-------- Records supplied
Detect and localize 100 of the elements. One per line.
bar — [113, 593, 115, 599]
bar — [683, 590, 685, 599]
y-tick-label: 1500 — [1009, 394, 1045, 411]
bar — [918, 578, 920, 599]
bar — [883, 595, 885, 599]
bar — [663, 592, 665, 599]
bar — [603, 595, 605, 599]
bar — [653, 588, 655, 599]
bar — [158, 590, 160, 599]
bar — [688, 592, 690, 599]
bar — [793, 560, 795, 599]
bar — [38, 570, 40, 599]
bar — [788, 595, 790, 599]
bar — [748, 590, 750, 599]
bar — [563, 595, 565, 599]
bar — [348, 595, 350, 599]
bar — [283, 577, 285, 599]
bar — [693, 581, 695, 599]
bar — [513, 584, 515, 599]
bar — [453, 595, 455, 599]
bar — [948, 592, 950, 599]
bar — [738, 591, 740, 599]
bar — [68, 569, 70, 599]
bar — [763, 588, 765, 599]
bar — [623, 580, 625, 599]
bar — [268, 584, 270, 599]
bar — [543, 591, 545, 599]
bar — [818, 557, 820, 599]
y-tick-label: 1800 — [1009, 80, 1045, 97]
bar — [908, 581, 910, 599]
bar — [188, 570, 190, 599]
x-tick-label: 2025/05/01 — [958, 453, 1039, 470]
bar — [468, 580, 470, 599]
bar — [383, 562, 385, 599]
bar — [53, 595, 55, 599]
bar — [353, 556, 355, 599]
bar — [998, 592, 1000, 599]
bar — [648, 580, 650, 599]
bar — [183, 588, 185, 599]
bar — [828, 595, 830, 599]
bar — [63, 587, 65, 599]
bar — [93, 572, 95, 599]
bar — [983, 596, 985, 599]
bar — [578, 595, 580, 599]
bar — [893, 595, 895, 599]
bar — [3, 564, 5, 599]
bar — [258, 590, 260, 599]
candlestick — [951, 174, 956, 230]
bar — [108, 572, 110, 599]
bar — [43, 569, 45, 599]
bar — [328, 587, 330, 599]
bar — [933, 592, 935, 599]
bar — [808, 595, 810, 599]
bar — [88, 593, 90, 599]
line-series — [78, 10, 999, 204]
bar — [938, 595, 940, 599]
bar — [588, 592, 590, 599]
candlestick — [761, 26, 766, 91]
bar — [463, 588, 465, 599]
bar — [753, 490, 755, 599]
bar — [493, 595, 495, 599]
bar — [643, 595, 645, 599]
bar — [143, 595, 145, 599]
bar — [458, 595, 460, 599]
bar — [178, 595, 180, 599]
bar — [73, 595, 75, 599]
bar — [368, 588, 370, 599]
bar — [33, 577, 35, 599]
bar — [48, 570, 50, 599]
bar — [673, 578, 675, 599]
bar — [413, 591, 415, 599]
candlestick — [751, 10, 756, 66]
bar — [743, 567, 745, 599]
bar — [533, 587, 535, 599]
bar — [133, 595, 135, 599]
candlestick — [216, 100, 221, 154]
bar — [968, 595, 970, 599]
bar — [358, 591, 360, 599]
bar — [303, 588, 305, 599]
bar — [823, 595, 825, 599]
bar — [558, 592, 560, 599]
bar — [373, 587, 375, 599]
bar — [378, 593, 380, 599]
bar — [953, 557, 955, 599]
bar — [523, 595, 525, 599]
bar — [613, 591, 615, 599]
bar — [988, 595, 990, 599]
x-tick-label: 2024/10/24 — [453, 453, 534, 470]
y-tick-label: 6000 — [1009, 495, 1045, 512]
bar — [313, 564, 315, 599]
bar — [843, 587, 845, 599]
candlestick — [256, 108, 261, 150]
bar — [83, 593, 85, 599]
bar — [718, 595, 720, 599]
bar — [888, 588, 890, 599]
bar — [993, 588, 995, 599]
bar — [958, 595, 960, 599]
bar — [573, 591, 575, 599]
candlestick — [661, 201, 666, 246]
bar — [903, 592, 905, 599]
----------------
**Task objective**: Copy the material above line for line, changing nothing.

**Full solution**:
Detect and localize 100 of the elements. One per line.
bar — [113, 593, 115, 599]
bar — [683, 590, 685, 599]
y-tick-label: 1500 — [1009, 394, 1045, 411]
bar — [918, 578, 920, 599]
bar — [883, 595, 885, 599]
bar — [663, 592, 665, 599]
bar — [603, 595, 605, 599]
bar — [653, 588, 655, 599]
bar — [158, 590, 160, 599]
bar — [688, 592, 690, 599]
bar — [793, 560, 795, 599]
bar — [38, 570, 40, 599]
bar — [788, 595, 790, 599]
bar — [748, 590, 750, 599]
bar — [563, 595, 565, 599]
bar — [348, 595, 350, 599]
bar — [283, 577, 285, 599]
bar — [693, 581, 695, 599]
bar — [513, 584, 515, 599]
bar — [453, 595, 455, 599]
bar — [948, 592, 950, 599]
bar — [738, 591, 740, 599]
bar — [68, 569, 70, 599]
bar — [763, 588, 765, 599]
bar — [623, 580, 625, 599]
bar — [268, 584, 270, 599]
bar — [543, 591, 545, 599]
bar — [818, 557, 820, 599]
y-tick-label: 1800 — [1009, 80, 1045, 97]
bar — [908, 581, 910, 599]
bar — [188, 570, 190, 599]
x-tick-label: 2025/05/01 — [958, 453, 1039, 470]
bar — [468, 580, 470, 599]
bar — [383, 562, 385, 599]
bar — [53, 595, 55, 599]
bar — [353, 556, 355, 599]
bar — [998, 592, 1000, 599]
bar — [648, 580, 650, 599]
bar — [183, 588, 185, 599]
bar — [828, 595, 830, 599]
bar — [63, 587, 65, 599]
bar — [93, 572, 95, 599]
bar — [983, 596, 985, 599]
bar — [578, 595, 580, 599]
bar — [893, 595, 895, 599]
bar — [3, 564, 5, 599]
bar — [258, 590, 260, 599]
candlestick — [951, 174, 956, 230]
bar — [108, 572, 110, 599]
bar — [43, 569, 45, 599]
bar — [328, 587, 330, 599]
bar — [933, 592, 935, 599]
bar — [808, 595, 810, 599]
bar — [88, 593, 90, 599]
line-series — [78, 10, 999, 204]
bar — [938, 595, 940, 599]
bar — [588, 592, 590, 599]
candlestick — [761, 26, 766, 91]
bar — [463, 588, 465, 599]
bar — [753, 490, 755, 599]
bar — [493, 595, 495, 599]
bar — [643, 595, 645, 599]
bar — [143, 595, 145, 599]
bar — [458, 595, 460, 599]
bar — [178, 595, 180, 599]
bar — [73, 595, 75, 599]
bar — [368, 588, 370, 599]
bar — [33, 577, 35, 599]
bar — [48, 570, 50, 599]
bar — [673, 578, 675, 599]
bar — [413, 591, 415, 599]
candlestick — [751, 10, 756, 66]
bar — [743, 567, 745, 599]
bar — [533, 587, 535, 599]
bar — [133, 595, 135, 599]
candlestick — [216, 100, 221, 154]
bar — [968, 595, 970, 599]
bar — [358, 591, 360, 599]
bar — [303, 588, 305, 599]
bar — [823, 595, 825, 599]
bar — [558, 592, 560, 599]
bar — [373, 587, 375, 599]
bar — [378, 593, 380, 599]
bar — [953, 557, 955, 599]
bar — [523, 595, 525, 599]
bar — [613, 591, 615, 599]
bar — [988, 595, 990, 599]
x-tick-label: 2024/10/24 — [453, 453, 534, 470]
y-tick-label: 6000 — [1009, 495, 1045, 512]
bar — [313, 564, 315, 599]
bar — [843, 587, 845, 599]
candlestick — [256, 108, 261, 150]
bar — [83, 593, 85, 599]
bar — [718, 595, 720, 599]
bar — [888, 588, 890, 599]
bar — [993, 588, 995, 599]
bar — [958, 595, 960, 599]
bar — [573, 591, 575, 599]
candlestick — [661, 201, 666, 246]
bar — [903, 592, 905, 599]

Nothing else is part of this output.